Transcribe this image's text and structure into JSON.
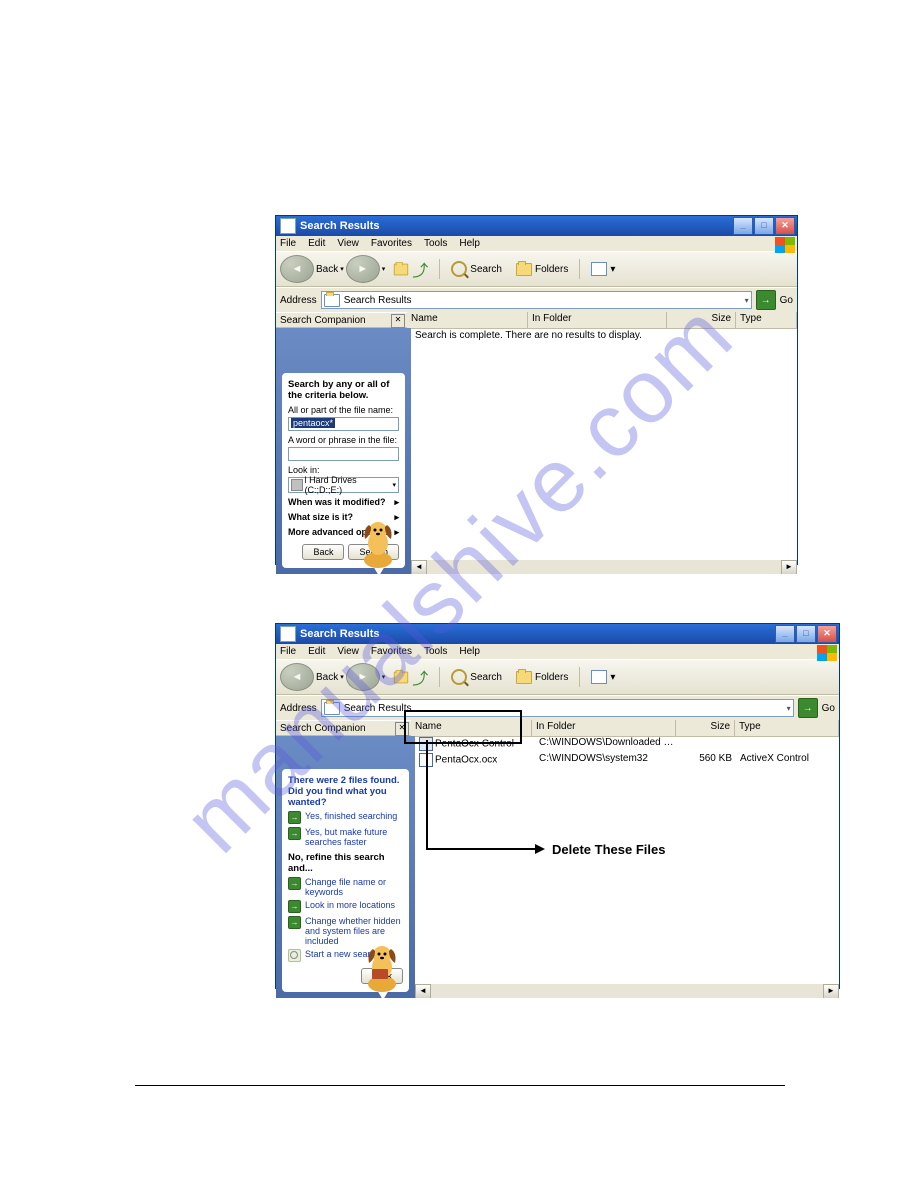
{
  "watermark": "manualshive.com",
  "menus": [
    "File",
    "Edit",
    "View",
    "Favorites",
    "Tools",
    "Help"
  ],
  "toolbar": {
    "back": "Back",
    "search": "Search",
    "folders": "Folders"
  },
  "address_label": "Address",
  "go_label": "Go",
  "companion_label": "Search Companion",
  "columns": {
    "name": "Name",
    "infolder": "In Folder",
    "size": "Size",
    "type": "Type"
  },
  "window1": {
    "title": "Search Results",
    "address": "Search Results",
    "status": "Search is complete. There are no results to display.",
    "panel": {
      "heading": "Search by any or all of the criteria below.",
      "label_name": "All or part of the file name:",
      "value_name": "pentaocx*",
      "label_phrase": "A word or phrase in the file:",
      "value_phrase": "",
      "label_lookin": "Look in:",
      "value_lookin": "l Hard Drives (C:;D:;E:)",
      "expand1": "When was it modified?",
      "expand2": "What size is it?",
      "expand3": "More advanced options",
      "btn_back": "Back",
      "btn_search": "Search"
    }
  },
  "window2": {
    "title": "Search Results",
    "address": "Search Results",
    "panel": {
      "heading": "There were 2 files found. Did you find what you wanted?",
      "link1": "Yes, finished searching",
      "link2": "Yes, but make future searches faster",
      "subhead": "No, refine this search and...",
      "link3": "Change file name or keywords",
      "link4": "Look in more locations",
      "link5": "Change whether hidden and system files are included",
      "link6": "Start a new search",
      "btn_back": "Back"
    },
    "rows": [
      {
        "icon": "ctrl",
        "name": "PentaOcx Control",
        "folder": "C:\\WINDOWS\\Downloaded Prog...",
        "size": "",
        "type": ""
      },
      {
        "icon": "file",
        "name": "PentaOcx.ocx",
        "folder": "C:\\WINDOWS\\system32",
        "size": "560 KB",
        "type": "ActiveX Control"
      }
    ],
    "annotation": "Delete These Files"
  }
}
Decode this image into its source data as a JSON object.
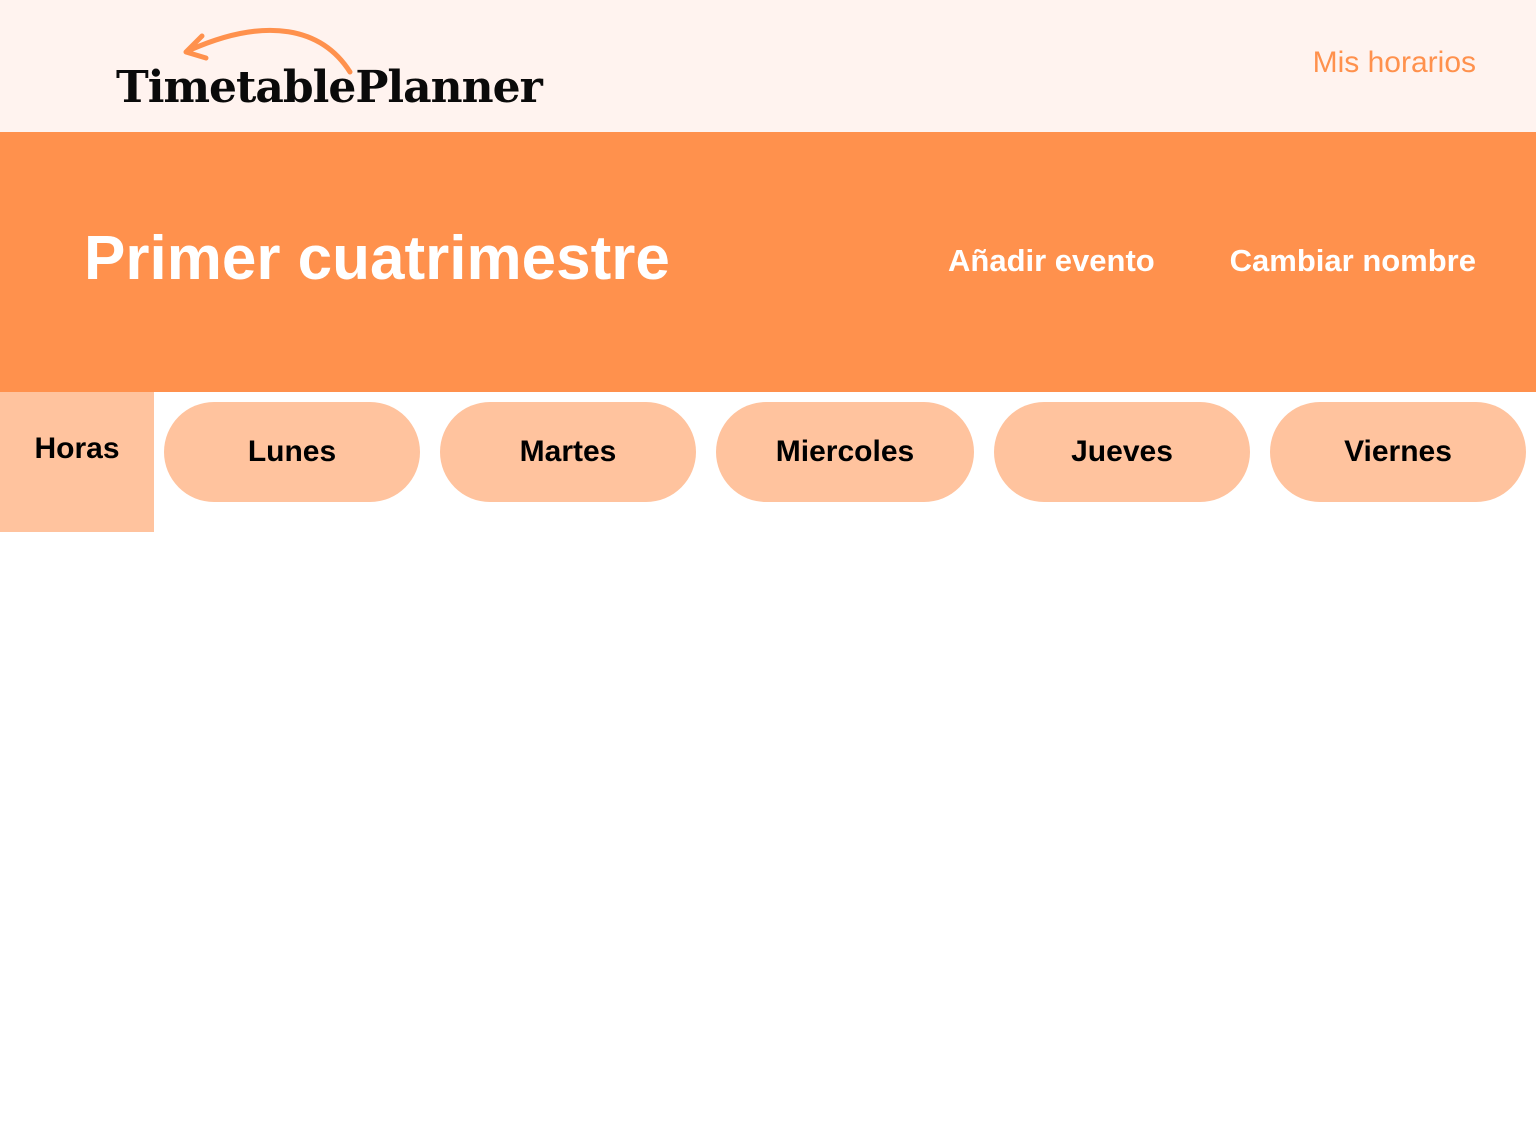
{
  "header": {
    "logo_text": "TimetablePlanner",
    "nav_link": "Mis horarios"
  },
  "hero": {
    "title": "Primer cuatrimestre",
    "add_event": "Añadir evento",
    "rename": "Cambiar nombre"
  },
  "schedule": {
    "hours_label": "Horas",
    "days": [
      "Lunes",
      "Martes",
      "Miercoles",
      "Jueves",
      "Viernes"
    ]
  },
  "colors": {
    "accent": "#ff914d",
    "light_accent": "#ffc39e",
    "header_bg": "#fff3ef"
  },
  "icons": {
    "logo_arrow": "curved-arrow-icon"
  }
}
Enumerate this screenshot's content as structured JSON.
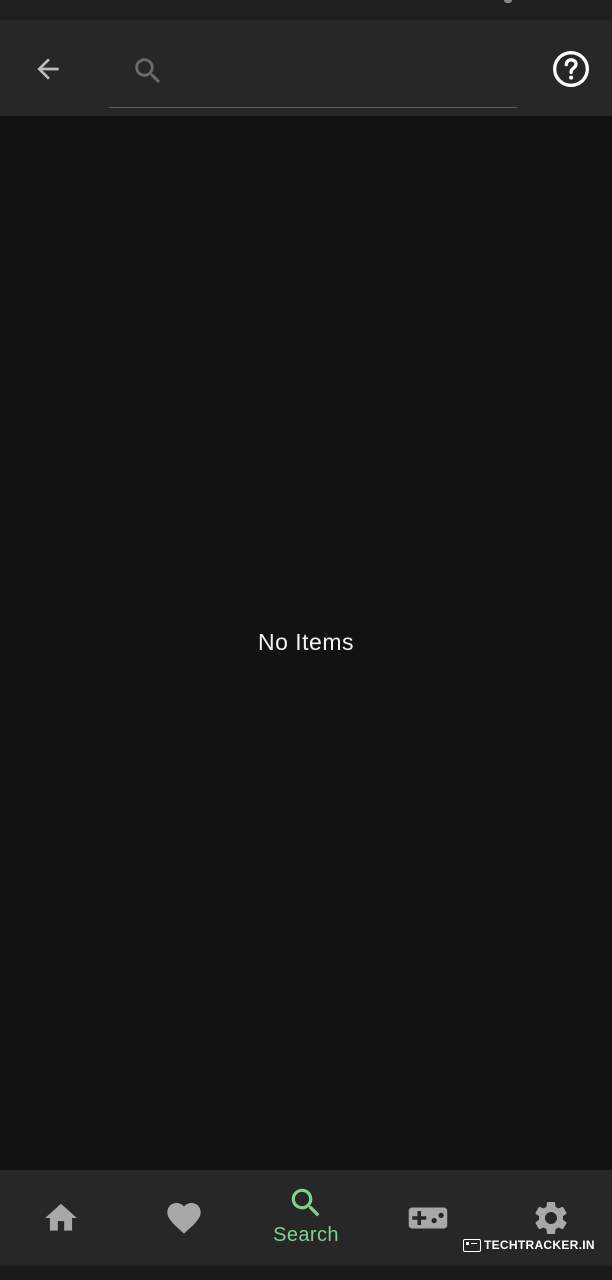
{
  "colors": {
    "background": "#121212",
    "app_bar": "#272727",
    "icon": "#a8a8a8",
    "active": "#7fd18f",
    "text": "#f2f2f2"
  },
  "header": {
    "back_icon": "arrow-back-icon",
    "search": {
      "icon": "search-icon",
      "value": "",
      "placeholder": ""
    },
    "help_icon": "help-circle-icon"
  },
  "main": {
    "empty_message": "No Items"
  },
  "bottom_nav": {
    "items": [
      {
        "id": "home",
        "icon": "home-icon",
        "label": "",
        "active": false
      },
      {
        "id": "favorites",
        "icon": "heart-icon",
        "label": "",
        "active": false
      },
      {
        "id": "search",
        "icon": "search-icon",
        "label": "Search",
        "active": true
      },
      {
        "id": "games",
        "icon": "gamepad-icon",
        "label": "",
        "active": false
      },
      {
        "id": "settings",
        "icon": "gear-icon",
        "label": "",
        "active": false
      }
    ]
  },
  "watermark": {
    "text": "TechTracker.in",
    "display": "TECHTRACKER.IN"
  }
}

■ ■ ■ ■ ■ ■ ■

Among the entries above, how many lines include the word "into"? Give the number with no comment.

2